::: DATA RECORDS :::
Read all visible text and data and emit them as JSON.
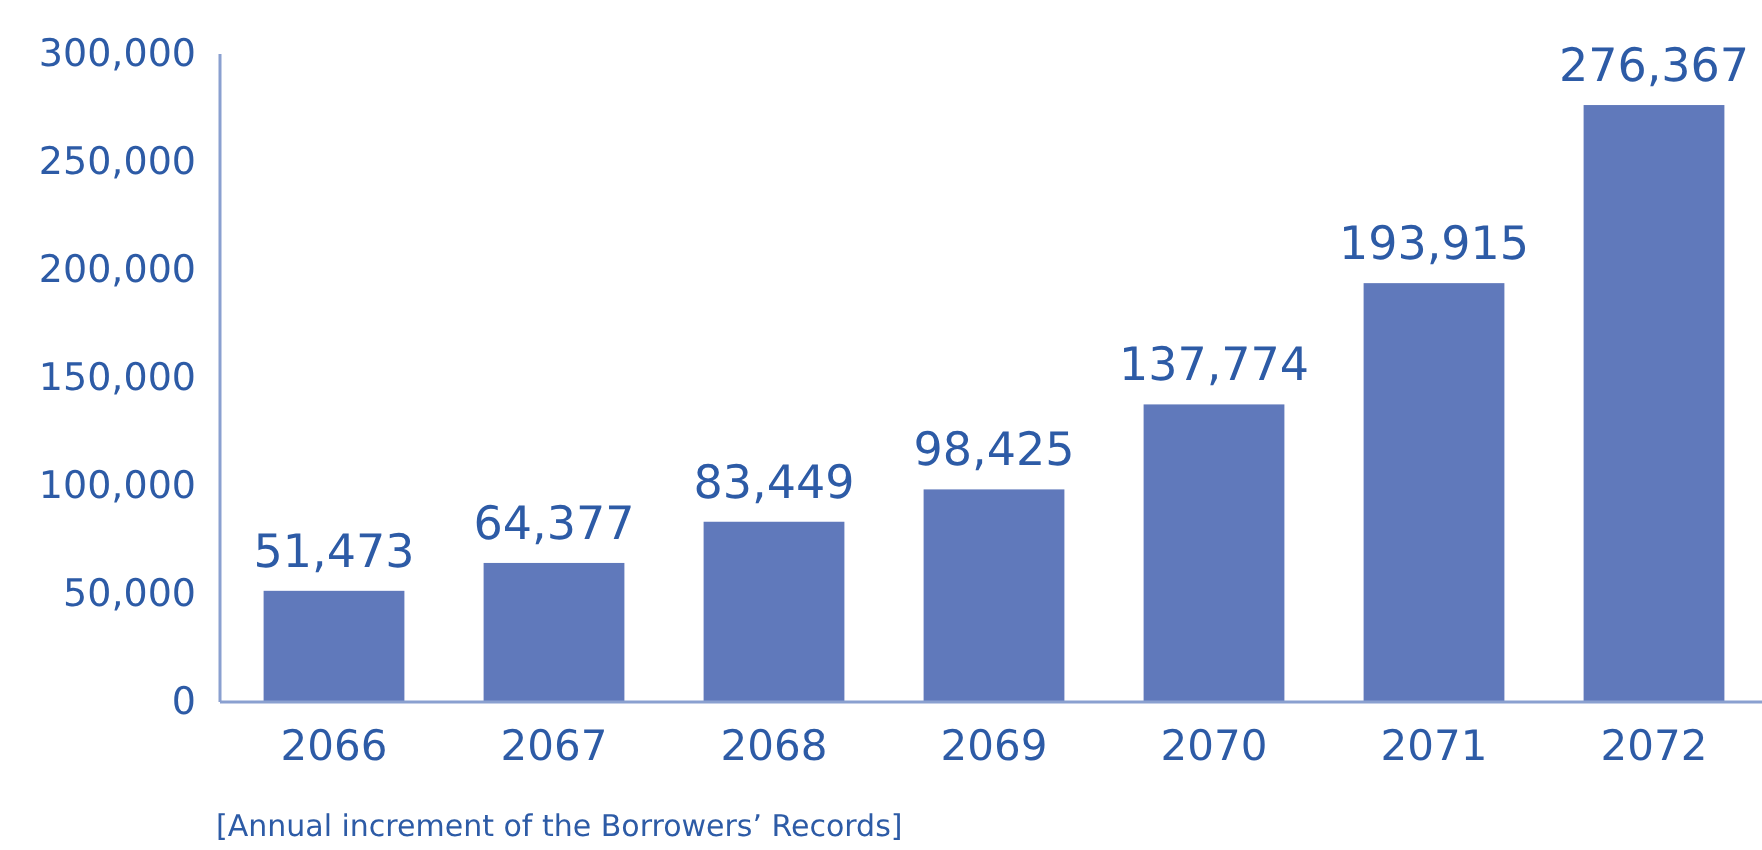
{
  "chart_data": {
    "type": "bar",
    "categories": [
      "2066",
      "2067",
      "2068",
      "2069",
      "2070",
      "2071",
      "2072"
    ],
    "values": [
      51473,
      64377,
      83449,
      98425,
      137774,
      193915,
      276367
    ],
    "color": "#6079bb",
    "ylim": [
      0,
      300000
    ],
    "yticks": [
      {
        "value": 0,
        "label": "0"
      },
      {
        "value": 50000,
        "label": "50,000"
      },
      {
        "value": 100000,
        "label": "100,000"
      },
      {
        "value": 150000,
        "label": "150,000"
      },
      {
        "value": 200000,
        "label": "200,000"
      },
      {
        "value": 250000,
        "label": "250,000"
      },
      {
        "value": 300000,
        "label": "300,000"
      }
    ],
    "value_labels": [
      "51,473",
      "64,377",
      "83,449",
      "98,425",
      "137,774",
      "193,915",
      "276,367"
    ],
    "annotations": [
      "[Annual increment of the Borrowers’ Records]"
    ]
  }
}
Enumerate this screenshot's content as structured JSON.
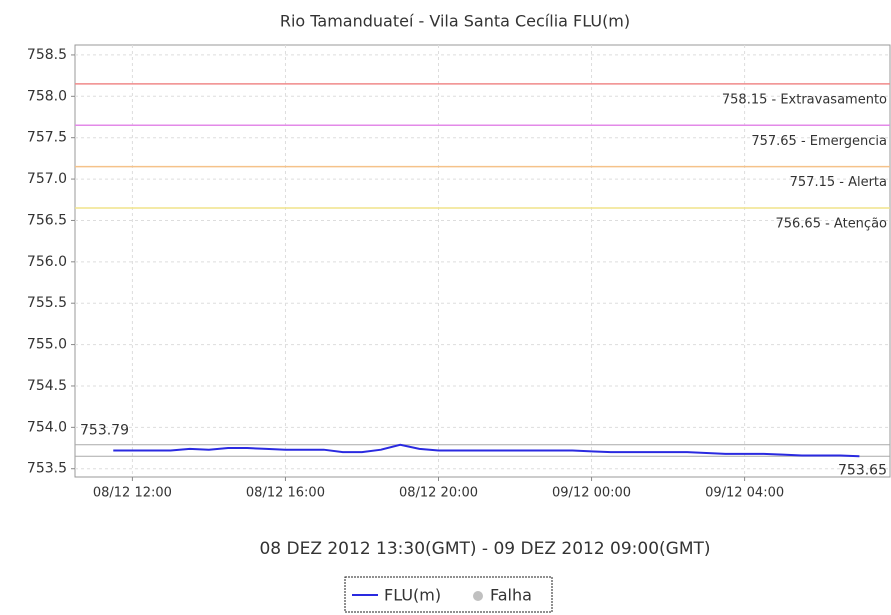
{
  "chart_data": {
    "type": "line",
    "title": "Rio Tamanduateí - Vila Santa Cecília FLU(m)",
    "xlabel": "08 DEZ 2012 13:30(GMT) - 09 DEZ 2012 09:00(GMT)",
    "x": [
      11.5,
      12,
      12.5,
      13,
      13.5,
      14,
      14.5,
      15,
      15.5,
      16,
      16.5,
      17,
      17.5,
      18,
      18.5,
      19,
      19.5,
      20,
      20.5,
      21,
      21.5,
      22,
      22.5,
      23,
      23.5,
      24,
      24.5,
      25,
      25.5,
      26,
      26.5,
      27,
      27.5,
      28,
      28.5,
      29,
      29.5,
      30,
      30.5,
      31
    ],
    "series": [
      {
        "name": "FLU(m)",
        "color": "#2a2ae0",
        "values": [
          753.72,
          753.72,
          753.72,
          753.72,
          753.74,
          753.73,
          753.75,
          753.75,
          753.74,
          753.73,
          753.73,
          753.73,
          753.7,
          753.7,
          753.73,
          753.79,
          753.74,
          753.72,
          753.72,
          753.72,
          753.72,
          753.72,
          753.72,
          753.72,
          753.72,
          753.71,
          753.7,
          753.7,
          753.7,
          753.7,
          753.7,
          753.69,
          753.68,
          753.68,
          753.68,
          753.67,
          753.66,
          753.66,
          753.66,
          753.65
        ]
      }
    ],
    "failure_legend": {
      "name": "Falha",
      "color": "#c0c0c0"
    },
    "xlim": [
      10.5,
      31.8
    ],
    "xticks": [
      {
        "value": 12,
        "label": "08/12 12:00"
      },
      {
        "value": 16,
        "label": "08/12 16:00"
      },
      {
        "value": 20,
        "label": "08/12 20:00"
      },
      {
        "value": 24,
        "label": "09/12 00:00"
      },
      {
        "value": 28,
        "label": "09/12 04:00"
      }
    ],
    "ylim": [
      753.4,
      758.62
    ],
    "yticks": [
      753.5,
      {
        "value": 754,
        "label": "754.0"
      },
      754.5,
      {
        "value": 755,
        "label": "755.0"
      },
      755.5,
      {
        "value": 756,
        "label": "756.0"
      },
      756.5,
      {
        "value": 757,
        "label": "757.0"
      },
      757.5,
      {
        "value": 758,
        "label": "758.0"
      },
      758.5
    ],
    "grid": true,
    "thresholds": [
      {
        "value": 758.15,
        "label": "758.15 - Extravasamento",
        "color": "#f08a8a"
      },
      {
        "value": 757.65,
        "label": "757.65 - Emergencia",
        "color": "#e38ae8"
      },
      {
        "value": 757.15,
        "label": "757.15 - Alerta",
        "color": "#f5c28a"
      },
      {
        "value": 756.65,
        "label": "756.65 - Atenção",
        "color": "#f0e48a"
      }
    ],
    "markers": [
      753.79,
      753.65
    ]
  }
}
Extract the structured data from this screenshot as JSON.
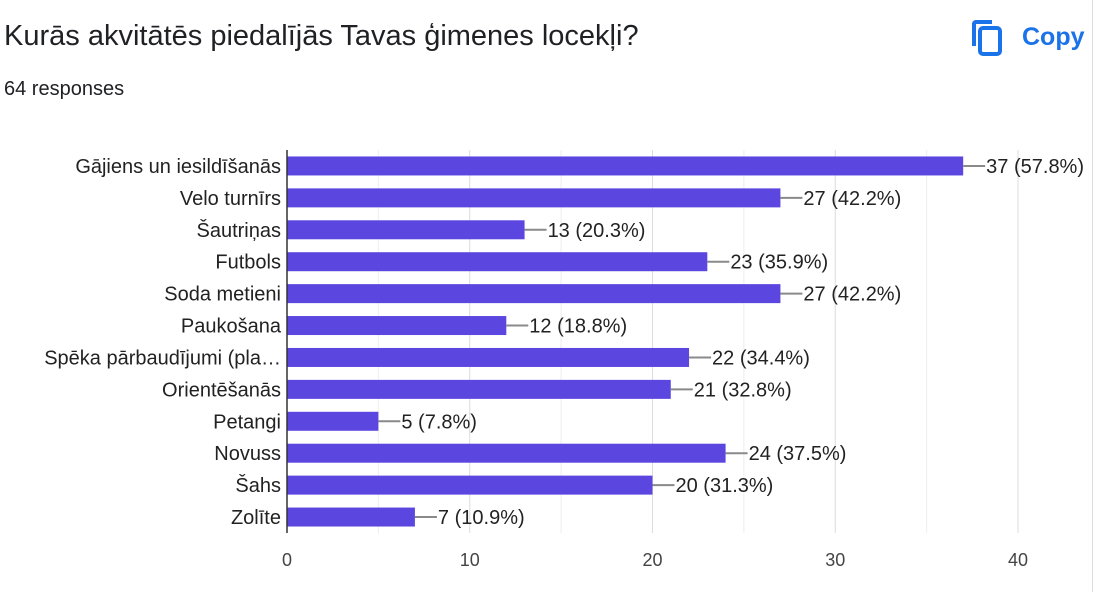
:::
■ TO BE DONE ■
Each record above is to be restated exactly, with its pictures removed from the copy.

■ RESPONSE TO THIS EXERCISE ■
Read all visible text and data and emit them as JSON.
{
  "chart_data": {
    "type": "bar",
    "categories": [
      "2066",
      "2067",
      "2068",
      "2069",
      "2070",
      "2071",
      "2072"
    ],
    "values": [
      51473,
      64377,
      83449,
      98425,
      137774,
      193915,
      276367
    ],
    "color": "#6079bb",
    "ylim": [
      0,
      300000
    ],
    "yticks": [
      {
        "value": 0,
        "label": "0"
      },
      {
        "value": 50000,
        "label": "50,000"
      },
      {
        "value": 100000,
        "label": "100,000"
      },
      {
        "value": 150000,
        "label": "150,000"
      },
      {
        "value": 200000,
        "label": "200,000"
      },
      {
        "value": 250000,
        "label": "250,000"
      },
      {
        "value": 300000,
        "label": "300,000"
      }
    ],
    "value_labels": [
      "51,473",
      "64,377",
      "83,449",
      "98,425",
      "137,774",
      "193,915",
      "276,367"
    ],
    "annotations": [
      "[Annual increment of the Borrowers’ Records]"
    ]
  }
}
Enumerate this screenshot's content as structured JSON.
{
  "chart_data": {
    "type": "line",
    "title": "Rio Tamanduateí - Vila Santa Cecília FLU(m)",
    "xlabel": "08 DEZ 2012 13:30(GMT) - 09 DEZ 2012 09:00(GMT)",
    "x": [
      11.5,
      12,
      12.5,
      13,
      13.5,
      14,
      14.5,
      15,
      15.5,
      16,
      16.5,
      17,
      17.5,
      18,
      18.5,
      19,
      19.5,
      20,
      20.5,
      21,
      21.5,
      22,
      22.5,
      23,
      23.5,
      24,
      24.5,
      25,
      25.5,
      26,
      26.5,
      27,
      27.5,
      28,
      28.5,
      29,
      29.5,
      30,
      30.5,
      31
    ],
    "series": [
      {
        "name": "FLU(m)",
        "color": "#2a2ae0",
        "values": [
          753.72,
          753.72,
          753.72,
          753.72,
          753.74,
          753.73,
          753.75,
          753.75,
          753.74,
          753.73,
          753.73,
          753.73,
          753.7,
          753.7,
          753.73,
          753.79,
          753.74,
          753.72,
          753.72,
          753.72,
          753.72,
          753.72,
          753.72,
          753.72,
          753.72,
          753.71,
          753.7,
          753.7,
          753.7,
          753.7,
          753.7,
          753.69,
          753.68,
          753.68,
          753.68,
          753.67,
          753.66,
          753.66,
          753.66,
          753.65
        ]
      }
    ],
    "failure_legend": {
      "name": "Falha",
      "color": "#c0c0c0"
    },
    "xlim": [
      10.5,
      31.8
    ],
    "xticks": [
      {
        "value": 12,
        "label": "08/12 12:00"
      },
      {
        "value": 16,
        "label": "08/12 16:00"
      },
      {
        "value": 20,
        "label": "08/12 20:00"
      },
      {
        "value": 24,
        "label": "09/12 00:00"
      },
      {
        "value": 28,
        "label": "09/12 04:00"
      }
    ],
    "ylim": [
      753.4,
      758.62
    ],
    "yticks": [
      753.5,
      {
        "value": 754,
        "label": "754.0"
      },
      754.5,
      {
        "value": 755,
        "label": "755.0"
      },
      755.5,
      {
        "value": 756,
        "label": "756.0"
      },
      756.5,
      {
        "value": 757,
        "label": "757.0"
      },
      757.5,
      {
        "value": 758,
        "label": "758.0"
      },
      758.5
    ],
    "grid": true,
    "thresholds": [
      {
        "value": 758.15,
        "label": "758.15 - Extravasamento",
        "color": "#f08a8a"
      },
      {
        "value": 757.65,
        "label": "757.65 - Emergencia",
        "color": "#e38ae8"
      },
      {
        "value": 757.15,
        "label": "757.15 - Alerta",
        "color": "#f5c28a"
      },
      {
        "value": 756.65,
        "label": "756.65 - Atenção",
        "color": "#f0e48a"
      }
    ],
    "markers": [
      753.79,
      753.65
    ]
  }
}
Extract the structured data from this screenshot as JSON.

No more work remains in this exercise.